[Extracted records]

________

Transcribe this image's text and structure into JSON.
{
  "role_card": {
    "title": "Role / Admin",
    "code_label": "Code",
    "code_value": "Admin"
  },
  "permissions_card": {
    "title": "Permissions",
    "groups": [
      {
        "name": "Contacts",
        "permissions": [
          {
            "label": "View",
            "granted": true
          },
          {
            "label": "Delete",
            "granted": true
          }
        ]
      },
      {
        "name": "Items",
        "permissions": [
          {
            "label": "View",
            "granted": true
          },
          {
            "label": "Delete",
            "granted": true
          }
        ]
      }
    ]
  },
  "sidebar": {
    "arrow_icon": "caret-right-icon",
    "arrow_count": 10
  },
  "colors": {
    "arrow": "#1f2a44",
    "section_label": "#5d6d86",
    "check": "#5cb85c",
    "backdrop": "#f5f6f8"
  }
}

________

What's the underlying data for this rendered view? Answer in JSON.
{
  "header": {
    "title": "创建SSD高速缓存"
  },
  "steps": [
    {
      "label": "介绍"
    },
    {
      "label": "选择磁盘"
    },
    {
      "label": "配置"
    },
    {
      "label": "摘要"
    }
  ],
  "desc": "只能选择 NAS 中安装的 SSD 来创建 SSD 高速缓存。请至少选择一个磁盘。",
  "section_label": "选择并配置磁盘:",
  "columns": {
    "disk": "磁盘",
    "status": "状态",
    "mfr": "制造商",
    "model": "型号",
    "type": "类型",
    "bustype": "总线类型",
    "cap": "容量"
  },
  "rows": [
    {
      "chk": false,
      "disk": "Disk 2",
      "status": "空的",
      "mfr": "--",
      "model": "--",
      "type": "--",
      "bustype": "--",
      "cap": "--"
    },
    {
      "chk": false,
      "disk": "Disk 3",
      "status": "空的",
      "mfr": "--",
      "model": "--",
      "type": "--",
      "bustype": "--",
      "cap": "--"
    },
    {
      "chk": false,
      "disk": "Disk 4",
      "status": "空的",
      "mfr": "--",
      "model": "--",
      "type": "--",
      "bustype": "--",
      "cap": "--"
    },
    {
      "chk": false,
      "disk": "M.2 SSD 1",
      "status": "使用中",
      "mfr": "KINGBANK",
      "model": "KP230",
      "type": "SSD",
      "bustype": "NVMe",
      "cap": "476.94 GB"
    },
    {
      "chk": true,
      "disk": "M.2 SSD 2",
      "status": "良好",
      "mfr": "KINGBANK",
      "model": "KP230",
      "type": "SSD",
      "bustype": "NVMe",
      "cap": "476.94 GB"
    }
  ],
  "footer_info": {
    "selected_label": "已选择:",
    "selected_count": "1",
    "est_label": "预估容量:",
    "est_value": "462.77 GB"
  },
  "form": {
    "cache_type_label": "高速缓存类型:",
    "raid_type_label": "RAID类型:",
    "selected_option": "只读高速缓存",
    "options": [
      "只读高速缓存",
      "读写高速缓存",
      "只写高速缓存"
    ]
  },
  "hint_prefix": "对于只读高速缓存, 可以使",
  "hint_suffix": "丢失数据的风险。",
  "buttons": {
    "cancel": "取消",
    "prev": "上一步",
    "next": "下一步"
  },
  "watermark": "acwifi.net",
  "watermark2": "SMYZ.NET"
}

________

■ **What the exercise asks**
Work out how many lines of the listing above include the word "disk". Reply with nothing but the count.

■ **Response to the task**
6